§ EXERCISE AIM
Copy the listing from its start through the line containing "x-tick: 300: [626, 617, 644, 628]", swapping every "x-tick" for "x-axis tick" and leaving everything else unchanged.

§ INPUT RECORDS
+++++
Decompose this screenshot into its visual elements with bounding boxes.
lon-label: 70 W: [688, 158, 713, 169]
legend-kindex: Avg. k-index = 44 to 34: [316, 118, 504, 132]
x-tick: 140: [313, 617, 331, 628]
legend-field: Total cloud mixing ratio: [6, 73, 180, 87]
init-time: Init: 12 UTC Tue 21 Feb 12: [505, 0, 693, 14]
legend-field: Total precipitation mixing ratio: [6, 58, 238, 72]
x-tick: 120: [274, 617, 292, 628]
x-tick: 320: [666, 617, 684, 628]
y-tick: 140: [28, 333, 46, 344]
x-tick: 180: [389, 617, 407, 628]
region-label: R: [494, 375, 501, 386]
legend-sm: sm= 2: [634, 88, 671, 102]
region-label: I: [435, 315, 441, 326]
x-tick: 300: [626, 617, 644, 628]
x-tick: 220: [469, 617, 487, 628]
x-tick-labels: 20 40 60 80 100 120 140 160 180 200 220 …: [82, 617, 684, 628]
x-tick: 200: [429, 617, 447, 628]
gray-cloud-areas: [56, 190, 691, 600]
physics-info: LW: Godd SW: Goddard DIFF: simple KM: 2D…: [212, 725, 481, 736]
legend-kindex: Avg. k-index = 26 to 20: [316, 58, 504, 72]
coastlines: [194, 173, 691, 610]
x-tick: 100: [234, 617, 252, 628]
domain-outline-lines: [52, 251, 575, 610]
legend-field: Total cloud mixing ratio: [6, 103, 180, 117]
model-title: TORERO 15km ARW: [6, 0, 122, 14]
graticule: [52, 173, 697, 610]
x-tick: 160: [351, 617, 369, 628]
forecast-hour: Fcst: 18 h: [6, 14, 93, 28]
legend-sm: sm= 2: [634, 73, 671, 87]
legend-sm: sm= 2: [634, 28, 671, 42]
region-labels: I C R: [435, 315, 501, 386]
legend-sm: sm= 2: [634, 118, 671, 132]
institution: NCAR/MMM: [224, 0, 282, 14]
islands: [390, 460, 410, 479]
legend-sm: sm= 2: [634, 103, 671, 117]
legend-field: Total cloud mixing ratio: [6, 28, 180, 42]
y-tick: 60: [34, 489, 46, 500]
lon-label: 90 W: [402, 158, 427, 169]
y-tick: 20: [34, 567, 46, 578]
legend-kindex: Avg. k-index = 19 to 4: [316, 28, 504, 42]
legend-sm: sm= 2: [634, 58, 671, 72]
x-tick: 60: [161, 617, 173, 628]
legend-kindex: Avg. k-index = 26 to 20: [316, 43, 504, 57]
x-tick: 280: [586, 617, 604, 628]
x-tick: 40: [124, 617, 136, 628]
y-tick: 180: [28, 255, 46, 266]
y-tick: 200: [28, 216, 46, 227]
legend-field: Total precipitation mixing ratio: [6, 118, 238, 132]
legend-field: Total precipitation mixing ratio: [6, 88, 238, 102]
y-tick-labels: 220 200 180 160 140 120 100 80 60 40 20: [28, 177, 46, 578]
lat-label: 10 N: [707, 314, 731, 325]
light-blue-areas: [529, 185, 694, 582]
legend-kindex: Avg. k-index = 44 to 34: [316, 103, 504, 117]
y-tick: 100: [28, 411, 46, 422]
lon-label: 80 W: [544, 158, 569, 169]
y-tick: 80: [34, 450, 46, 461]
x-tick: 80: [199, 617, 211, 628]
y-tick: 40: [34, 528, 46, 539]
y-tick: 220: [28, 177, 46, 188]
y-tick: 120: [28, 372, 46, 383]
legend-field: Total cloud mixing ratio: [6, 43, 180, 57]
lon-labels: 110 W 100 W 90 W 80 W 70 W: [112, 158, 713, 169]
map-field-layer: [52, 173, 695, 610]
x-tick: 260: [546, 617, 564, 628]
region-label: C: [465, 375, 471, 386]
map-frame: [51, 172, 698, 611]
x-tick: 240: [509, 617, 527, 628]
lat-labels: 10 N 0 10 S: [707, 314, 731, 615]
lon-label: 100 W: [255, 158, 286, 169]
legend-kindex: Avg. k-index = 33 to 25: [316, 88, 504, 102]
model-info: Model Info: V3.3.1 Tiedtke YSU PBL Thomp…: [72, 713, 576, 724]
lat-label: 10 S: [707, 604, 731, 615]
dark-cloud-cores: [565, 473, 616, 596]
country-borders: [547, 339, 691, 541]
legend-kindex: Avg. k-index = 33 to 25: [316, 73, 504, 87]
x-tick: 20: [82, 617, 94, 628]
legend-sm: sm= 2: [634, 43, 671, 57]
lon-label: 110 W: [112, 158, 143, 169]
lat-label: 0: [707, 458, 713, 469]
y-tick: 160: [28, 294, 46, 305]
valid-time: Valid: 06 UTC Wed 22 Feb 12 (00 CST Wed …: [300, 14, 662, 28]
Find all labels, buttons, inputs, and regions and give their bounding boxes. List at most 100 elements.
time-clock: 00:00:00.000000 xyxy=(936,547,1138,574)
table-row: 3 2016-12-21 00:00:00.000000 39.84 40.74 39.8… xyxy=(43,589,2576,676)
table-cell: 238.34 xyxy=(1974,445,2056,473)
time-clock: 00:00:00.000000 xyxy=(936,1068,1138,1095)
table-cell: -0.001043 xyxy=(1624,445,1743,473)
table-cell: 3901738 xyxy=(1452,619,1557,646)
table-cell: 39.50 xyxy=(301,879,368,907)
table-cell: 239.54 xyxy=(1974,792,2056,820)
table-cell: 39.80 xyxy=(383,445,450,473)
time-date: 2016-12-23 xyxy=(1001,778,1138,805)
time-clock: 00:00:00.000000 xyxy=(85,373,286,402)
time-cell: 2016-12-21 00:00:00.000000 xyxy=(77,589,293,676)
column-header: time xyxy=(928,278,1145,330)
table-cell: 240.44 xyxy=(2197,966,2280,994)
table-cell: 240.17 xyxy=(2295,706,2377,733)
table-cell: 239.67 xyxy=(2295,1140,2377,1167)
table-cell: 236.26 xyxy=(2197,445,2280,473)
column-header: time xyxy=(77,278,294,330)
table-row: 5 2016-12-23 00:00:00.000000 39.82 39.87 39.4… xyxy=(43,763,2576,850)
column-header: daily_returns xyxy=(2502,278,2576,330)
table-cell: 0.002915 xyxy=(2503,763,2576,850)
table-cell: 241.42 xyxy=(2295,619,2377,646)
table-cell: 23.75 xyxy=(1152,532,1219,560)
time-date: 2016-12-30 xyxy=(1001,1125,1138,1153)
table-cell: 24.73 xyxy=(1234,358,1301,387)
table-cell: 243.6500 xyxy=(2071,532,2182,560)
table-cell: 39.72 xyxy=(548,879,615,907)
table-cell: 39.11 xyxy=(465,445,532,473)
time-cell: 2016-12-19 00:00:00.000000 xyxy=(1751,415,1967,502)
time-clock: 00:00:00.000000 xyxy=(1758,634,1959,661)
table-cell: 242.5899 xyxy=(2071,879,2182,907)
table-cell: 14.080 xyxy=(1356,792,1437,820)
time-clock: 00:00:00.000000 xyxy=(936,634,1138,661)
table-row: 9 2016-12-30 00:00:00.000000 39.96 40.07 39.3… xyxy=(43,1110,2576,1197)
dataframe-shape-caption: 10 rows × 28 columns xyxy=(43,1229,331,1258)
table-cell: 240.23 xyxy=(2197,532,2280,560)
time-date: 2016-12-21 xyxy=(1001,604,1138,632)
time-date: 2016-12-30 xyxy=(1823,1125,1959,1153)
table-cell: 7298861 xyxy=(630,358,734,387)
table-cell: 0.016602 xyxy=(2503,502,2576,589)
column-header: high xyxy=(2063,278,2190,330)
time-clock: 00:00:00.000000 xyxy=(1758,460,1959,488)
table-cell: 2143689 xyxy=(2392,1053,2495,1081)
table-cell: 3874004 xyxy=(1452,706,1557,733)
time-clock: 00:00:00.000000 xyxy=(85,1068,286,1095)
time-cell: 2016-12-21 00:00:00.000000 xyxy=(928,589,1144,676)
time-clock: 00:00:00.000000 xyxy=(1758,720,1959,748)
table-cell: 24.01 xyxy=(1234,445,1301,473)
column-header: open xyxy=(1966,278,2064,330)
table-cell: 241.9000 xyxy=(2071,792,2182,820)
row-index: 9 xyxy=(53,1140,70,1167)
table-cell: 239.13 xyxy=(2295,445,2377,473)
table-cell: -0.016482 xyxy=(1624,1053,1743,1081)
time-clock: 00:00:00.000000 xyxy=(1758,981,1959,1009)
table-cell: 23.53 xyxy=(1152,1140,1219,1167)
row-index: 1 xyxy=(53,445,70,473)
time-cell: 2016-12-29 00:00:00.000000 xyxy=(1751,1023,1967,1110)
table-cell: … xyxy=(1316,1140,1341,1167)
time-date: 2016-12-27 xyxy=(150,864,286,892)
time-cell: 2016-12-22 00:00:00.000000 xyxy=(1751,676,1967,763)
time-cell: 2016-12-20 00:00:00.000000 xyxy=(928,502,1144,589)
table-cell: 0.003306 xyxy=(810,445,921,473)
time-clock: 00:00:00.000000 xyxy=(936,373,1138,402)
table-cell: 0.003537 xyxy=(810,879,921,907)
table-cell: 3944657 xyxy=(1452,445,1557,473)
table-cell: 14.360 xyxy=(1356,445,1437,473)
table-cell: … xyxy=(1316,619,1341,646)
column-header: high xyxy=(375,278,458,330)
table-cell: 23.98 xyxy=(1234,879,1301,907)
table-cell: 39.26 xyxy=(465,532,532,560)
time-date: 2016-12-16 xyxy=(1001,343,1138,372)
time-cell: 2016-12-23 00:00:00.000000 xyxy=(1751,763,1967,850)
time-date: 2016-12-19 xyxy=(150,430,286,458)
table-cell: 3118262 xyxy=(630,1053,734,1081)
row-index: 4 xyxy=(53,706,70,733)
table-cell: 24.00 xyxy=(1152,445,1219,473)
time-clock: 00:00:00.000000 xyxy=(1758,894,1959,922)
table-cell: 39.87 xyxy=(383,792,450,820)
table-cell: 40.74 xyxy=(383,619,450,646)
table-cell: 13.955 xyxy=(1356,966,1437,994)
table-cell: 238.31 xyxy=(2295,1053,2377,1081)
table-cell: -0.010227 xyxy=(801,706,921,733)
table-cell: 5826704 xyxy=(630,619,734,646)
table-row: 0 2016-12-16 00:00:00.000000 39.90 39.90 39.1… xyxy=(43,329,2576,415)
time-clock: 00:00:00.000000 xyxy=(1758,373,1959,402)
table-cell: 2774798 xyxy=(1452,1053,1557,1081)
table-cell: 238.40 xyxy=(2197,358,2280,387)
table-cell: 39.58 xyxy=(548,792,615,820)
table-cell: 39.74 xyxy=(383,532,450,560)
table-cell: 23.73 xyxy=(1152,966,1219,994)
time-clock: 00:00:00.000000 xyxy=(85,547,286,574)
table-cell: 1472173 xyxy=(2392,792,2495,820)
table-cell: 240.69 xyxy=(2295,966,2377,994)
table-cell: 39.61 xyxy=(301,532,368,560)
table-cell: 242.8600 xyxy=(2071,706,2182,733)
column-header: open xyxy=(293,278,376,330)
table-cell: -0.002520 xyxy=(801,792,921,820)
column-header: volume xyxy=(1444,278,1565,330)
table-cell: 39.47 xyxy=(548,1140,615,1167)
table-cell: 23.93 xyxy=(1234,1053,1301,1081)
+++++
§ ANSWER TO THIS PROBLEM
Decompose this screenshot into its visual elements with bounding boxes.
lon-label: 70 W: [688, 158, 713, 169]
legend-kindex: Avg. k-index = 44 to 34: [316, 118, 504, 132]
x-axis tick: 140: [313, 617, 331, 628]
legend-field: Total cloud mixing ratio: [6, 73, 180, 87]
init-time: Init: 12 UTC Tue 21 Feb 12: [505, 0, 693, 14]
legend-field: Total precipitation mixing ratio: [6, 58, 238, 72]
x-axis tick: 120: [274, 617, 292, 628]
x-axis tick: 320: [666, 617, 684, 628]
y-tick: 140: [28, 333, 46, 344]
x-axis tick: 180: [389, 617, 407, 628]
region-label: R: [494, 375, 501, 386]
legend-sm: sm= 2: [634, 88, 671, 102]
region-label: I: [435, 315, 441, 326]
x-axis tick: 300: [626, 617, 644, 628]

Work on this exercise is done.